Stored data entries
===============
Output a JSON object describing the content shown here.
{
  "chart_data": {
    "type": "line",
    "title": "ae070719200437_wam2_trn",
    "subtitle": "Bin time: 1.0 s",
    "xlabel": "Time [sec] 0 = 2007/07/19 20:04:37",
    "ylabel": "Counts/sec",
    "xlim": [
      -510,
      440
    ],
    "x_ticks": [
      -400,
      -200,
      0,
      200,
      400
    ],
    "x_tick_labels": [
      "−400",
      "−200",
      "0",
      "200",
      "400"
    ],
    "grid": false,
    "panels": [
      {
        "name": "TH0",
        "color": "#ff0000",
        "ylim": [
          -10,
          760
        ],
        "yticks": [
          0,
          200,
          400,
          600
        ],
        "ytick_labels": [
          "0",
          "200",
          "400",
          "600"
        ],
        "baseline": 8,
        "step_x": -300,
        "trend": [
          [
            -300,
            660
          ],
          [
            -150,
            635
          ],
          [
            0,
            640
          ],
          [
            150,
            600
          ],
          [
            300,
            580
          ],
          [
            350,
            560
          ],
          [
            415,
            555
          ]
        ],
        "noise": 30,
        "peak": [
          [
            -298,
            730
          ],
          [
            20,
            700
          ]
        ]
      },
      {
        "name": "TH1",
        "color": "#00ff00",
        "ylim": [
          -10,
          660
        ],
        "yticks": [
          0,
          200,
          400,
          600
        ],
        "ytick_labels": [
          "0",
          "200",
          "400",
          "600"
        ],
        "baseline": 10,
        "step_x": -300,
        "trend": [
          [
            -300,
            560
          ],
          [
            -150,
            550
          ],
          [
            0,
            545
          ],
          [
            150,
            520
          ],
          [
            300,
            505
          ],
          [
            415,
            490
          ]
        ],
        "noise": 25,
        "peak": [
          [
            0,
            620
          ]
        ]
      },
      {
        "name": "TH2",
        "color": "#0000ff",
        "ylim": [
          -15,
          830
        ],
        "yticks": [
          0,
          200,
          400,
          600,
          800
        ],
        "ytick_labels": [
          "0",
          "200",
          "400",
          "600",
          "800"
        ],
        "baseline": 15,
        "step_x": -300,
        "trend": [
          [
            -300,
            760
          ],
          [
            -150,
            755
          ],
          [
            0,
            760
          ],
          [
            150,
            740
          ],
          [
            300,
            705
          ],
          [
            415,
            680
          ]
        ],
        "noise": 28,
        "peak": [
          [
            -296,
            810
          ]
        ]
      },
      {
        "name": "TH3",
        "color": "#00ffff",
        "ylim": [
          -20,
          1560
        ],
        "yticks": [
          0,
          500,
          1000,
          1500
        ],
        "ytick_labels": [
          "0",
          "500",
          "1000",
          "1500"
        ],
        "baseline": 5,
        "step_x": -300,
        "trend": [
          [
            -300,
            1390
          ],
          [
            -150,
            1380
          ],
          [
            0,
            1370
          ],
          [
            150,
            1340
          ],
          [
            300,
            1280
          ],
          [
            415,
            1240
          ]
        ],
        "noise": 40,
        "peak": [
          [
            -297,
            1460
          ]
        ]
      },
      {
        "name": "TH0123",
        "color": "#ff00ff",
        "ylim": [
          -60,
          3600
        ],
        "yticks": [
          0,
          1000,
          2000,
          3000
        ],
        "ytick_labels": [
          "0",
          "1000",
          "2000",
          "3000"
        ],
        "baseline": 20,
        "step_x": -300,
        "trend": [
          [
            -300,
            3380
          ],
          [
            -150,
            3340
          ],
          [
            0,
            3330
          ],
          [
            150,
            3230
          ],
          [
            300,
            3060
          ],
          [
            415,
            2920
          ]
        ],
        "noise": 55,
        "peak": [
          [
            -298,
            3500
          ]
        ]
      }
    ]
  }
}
===============
Find how many lines of the material carry the string "name". Only the number should be in the answer.

5